>> start Dataset records

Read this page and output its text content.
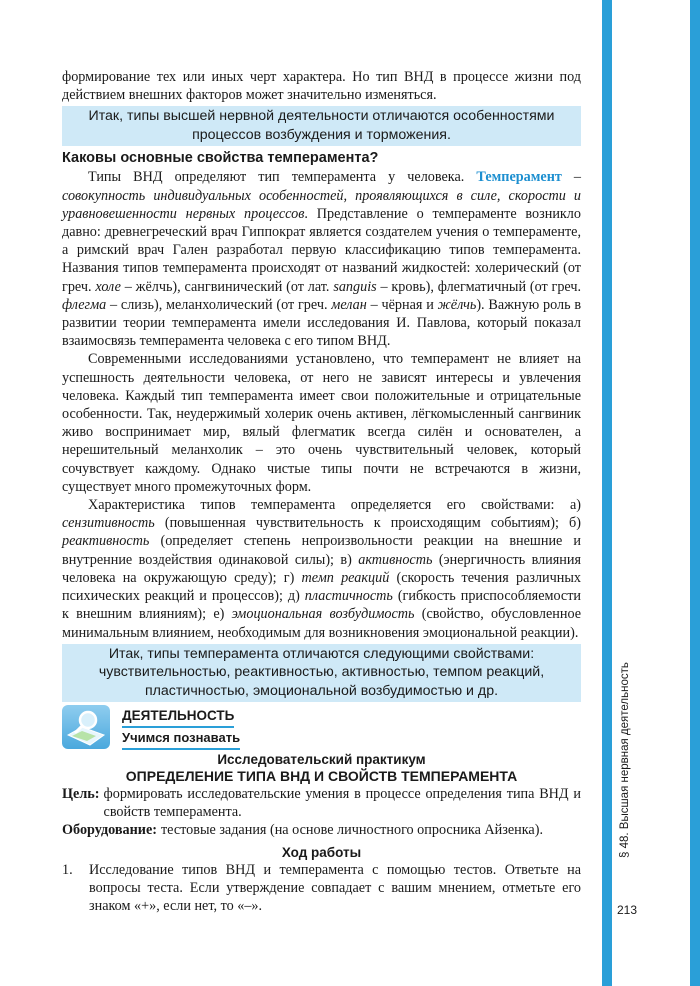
§ 48. Высшая нервная деятельность
213

формирование тех или иных черт характера. Но тип ВНД в процессе жизни под действием внешних факторов может значительно изменяться.

Итак, типы высшей нервной деятельности отличаются особенностями процессов возбуждения и торможения.
Каковы основные свойства темперамента?

Типы ВНД определяют тип темперамента у человека. Темперамент – совокупность индивидуальных особенностей, проявляющихся в силе, скорости и уравновешенности нервных процессов. Представление о темпераменте возникло давно: древнегреческий врач Гиппократ является создателем учения о темпераменте, а римский врач Гален разработал первую классификацию типов темперамента. Названия типов темперамента происходят от названий жидкостей: холерический (от греч. холе – жёлчь), сангвинический (от лат. sanguis – кровь), флегматичный (от греч. флегма – слизь), меланхолический (от греч. мелан – чёрная и жёлчь). Важную роль в развитии теории темперамента имели исследования И. Павлова, который показал взаимосвязь темперамента человека с его типом ВНД.

Современными исследованиями установлено, что темперамент не влияет на успешность деятельности человека, от него не зависят интересы и увлечения человека. Каждый тип темперамента имеет свои положительные и отрицательные особенности. Так, неудержимый холерик очень активен, лёгкомысленный сангвиник живо воспринимает мир, вялый флегматик всегда силён и основателен, а нерешительный меланхолик – это очень чувствительный человек, который сочувствует каждому. Однако чистые типы почти не встречаются в жизни, существует много промежуточных форм.

Характеристика типов темперамента определяется его свойствами: а) сензитивность (повышенная чувствительность к происходящим событиям); б) реактивность (определяет степень непроизвольности реакции на внешние и внутренние воздействия одинаковой силы); в) активность (энергичность влияния человека на окружающую среду); г) темп реакций (скорость течения различных психических реакций и процессов); д) пластичность (гибкость приспособляемости к внешним влияниям); е) эмоциональная возбудимость (свойство, обусловленное минимальным влиянием, необходимым для возникновения эмоциональной реакции).

Итак, типы темперамента отличаются следующими свойствами: чувствительностью, реактивностью, активностью, темпом реакций, пластичностью, эмоциональной возбудимостью и др.
ДЕЯТЕЛЬНОСТЬ
Учимся познавать
Исследовательский практикум
ОПРЕДЕЛЕНИЕ ТИПА ВНД И СВОЙСТВ ТЕМПЕРАМЕНТА
Цель: формировать исследовательские умения в процессе определения типа ВНД и свойств темперамента.
Оборудование: тестовые задания (на основе личностного опросника Айзенка).
Ход работы
1.	Исследование типов ВНД и темперамента с помощью тестов. Ответьте на вопросы теста. Если утверждение совпадает с вашим мнением, отметьте его знаком «+», если нет, то «–».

>> end Dataset records

Report how many lines of the records above contain the word "деятельности", giving only the number.

■ **Reply to the exercise**: 2